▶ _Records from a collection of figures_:
:::

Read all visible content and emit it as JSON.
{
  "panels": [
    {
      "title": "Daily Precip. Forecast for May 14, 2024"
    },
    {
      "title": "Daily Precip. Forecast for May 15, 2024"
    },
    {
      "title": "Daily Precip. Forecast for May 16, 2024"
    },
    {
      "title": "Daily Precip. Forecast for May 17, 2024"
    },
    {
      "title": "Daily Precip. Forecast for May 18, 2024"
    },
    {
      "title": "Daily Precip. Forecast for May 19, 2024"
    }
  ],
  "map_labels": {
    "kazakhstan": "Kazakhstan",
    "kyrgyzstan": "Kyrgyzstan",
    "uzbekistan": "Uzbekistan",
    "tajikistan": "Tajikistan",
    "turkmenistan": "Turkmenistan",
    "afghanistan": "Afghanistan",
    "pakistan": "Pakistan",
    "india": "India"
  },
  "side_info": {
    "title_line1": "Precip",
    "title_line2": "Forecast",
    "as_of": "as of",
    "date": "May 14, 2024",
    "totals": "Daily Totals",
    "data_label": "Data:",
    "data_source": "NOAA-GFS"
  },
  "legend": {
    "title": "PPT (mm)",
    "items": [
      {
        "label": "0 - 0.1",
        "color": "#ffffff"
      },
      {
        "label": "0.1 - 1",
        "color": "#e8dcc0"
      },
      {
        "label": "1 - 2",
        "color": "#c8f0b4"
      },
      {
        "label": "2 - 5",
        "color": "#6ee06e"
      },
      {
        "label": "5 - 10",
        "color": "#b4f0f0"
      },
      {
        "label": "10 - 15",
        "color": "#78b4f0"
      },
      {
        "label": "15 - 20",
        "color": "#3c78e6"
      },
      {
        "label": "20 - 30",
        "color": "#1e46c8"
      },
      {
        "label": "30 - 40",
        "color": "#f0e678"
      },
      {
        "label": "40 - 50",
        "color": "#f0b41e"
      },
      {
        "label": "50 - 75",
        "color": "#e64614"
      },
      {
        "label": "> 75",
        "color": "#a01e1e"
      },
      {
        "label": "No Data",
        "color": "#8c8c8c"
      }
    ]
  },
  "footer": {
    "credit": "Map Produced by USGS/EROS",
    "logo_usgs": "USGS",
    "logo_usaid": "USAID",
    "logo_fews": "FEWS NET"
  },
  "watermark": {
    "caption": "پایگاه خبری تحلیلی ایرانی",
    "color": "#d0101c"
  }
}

:::

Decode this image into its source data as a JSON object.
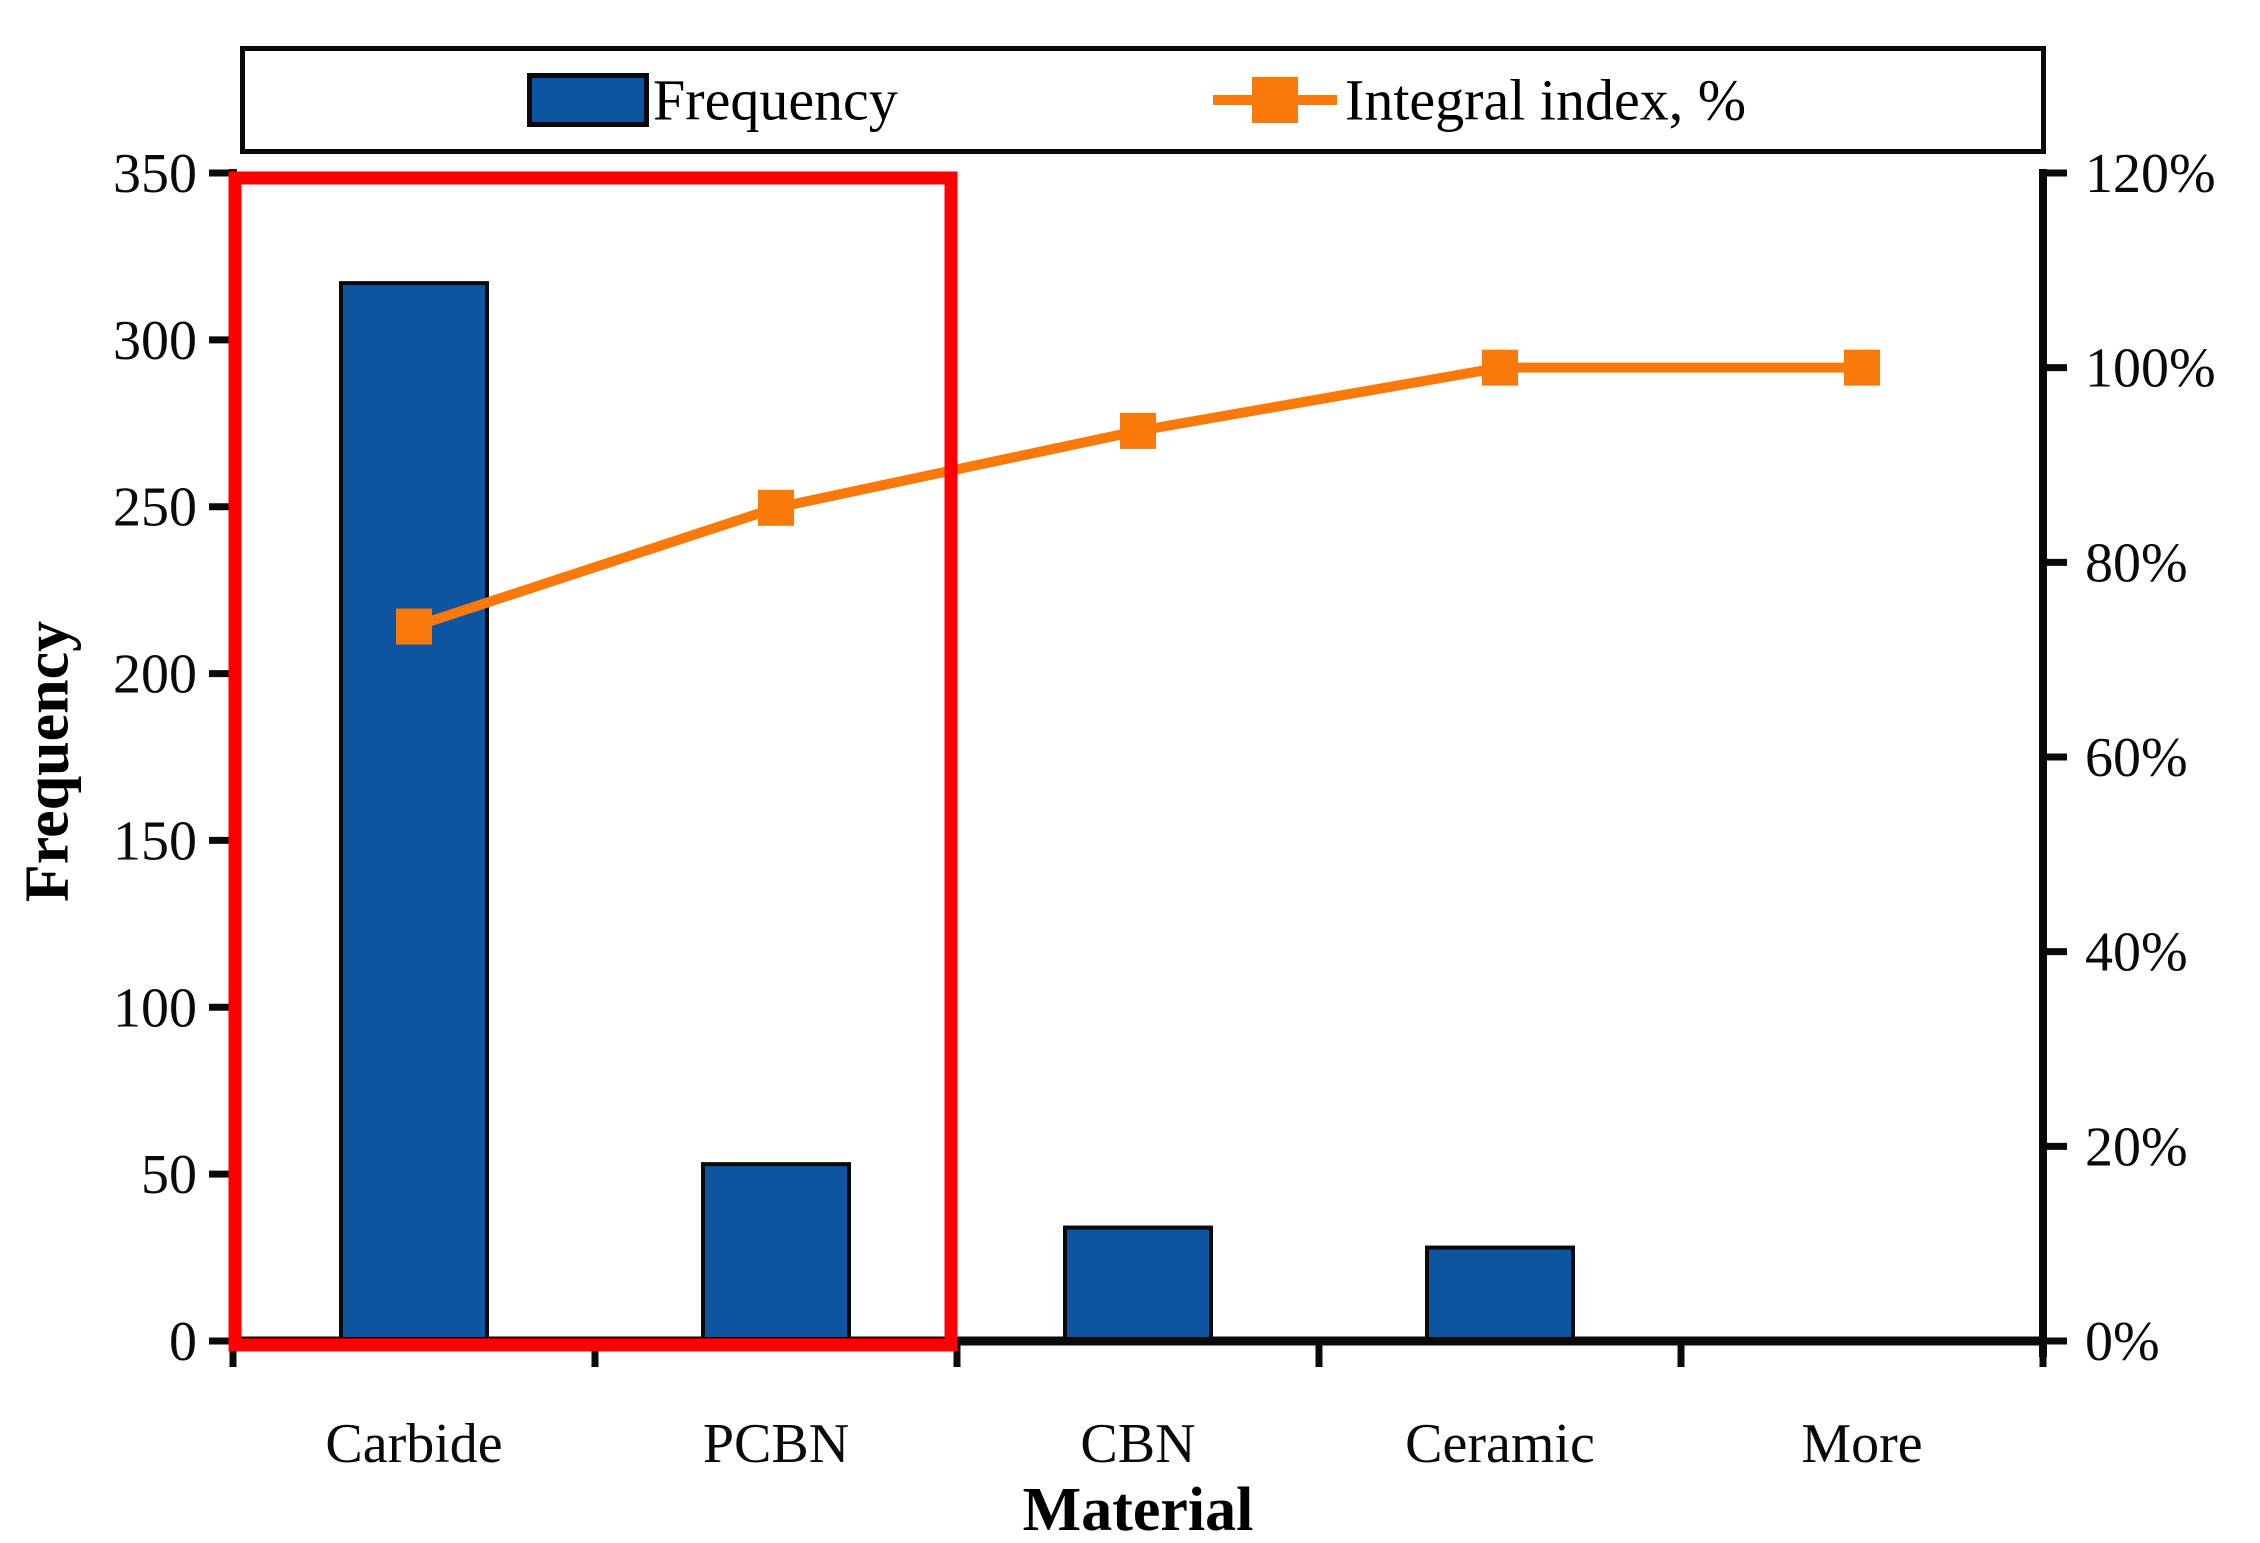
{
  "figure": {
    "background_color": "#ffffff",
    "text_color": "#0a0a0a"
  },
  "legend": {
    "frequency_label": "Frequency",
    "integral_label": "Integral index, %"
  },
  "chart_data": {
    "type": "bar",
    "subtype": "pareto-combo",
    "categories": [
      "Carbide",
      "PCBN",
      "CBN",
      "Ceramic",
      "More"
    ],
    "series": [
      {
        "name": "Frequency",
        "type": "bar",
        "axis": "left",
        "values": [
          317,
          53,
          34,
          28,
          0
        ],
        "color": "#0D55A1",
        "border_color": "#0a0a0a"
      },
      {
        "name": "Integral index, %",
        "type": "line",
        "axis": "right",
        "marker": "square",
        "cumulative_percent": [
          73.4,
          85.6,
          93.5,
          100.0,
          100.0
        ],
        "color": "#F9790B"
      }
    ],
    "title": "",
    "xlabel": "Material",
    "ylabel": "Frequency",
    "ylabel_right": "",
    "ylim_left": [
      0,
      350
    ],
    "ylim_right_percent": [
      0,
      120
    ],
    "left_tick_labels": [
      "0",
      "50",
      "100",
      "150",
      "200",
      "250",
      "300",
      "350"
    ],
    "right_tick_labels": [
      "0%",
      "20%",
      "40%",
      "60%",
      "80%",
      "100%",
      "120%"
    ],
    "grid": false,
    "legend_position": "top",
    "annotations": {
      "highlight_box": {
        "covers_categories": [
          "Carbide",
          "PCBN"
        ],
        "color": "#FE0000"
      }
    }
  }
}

:::

▶ _Required work_: Look through the entries and return every line where "name" appears.

▶ _Response to this task_:
        "name": "Frequency",
        "name": "Integral index, %",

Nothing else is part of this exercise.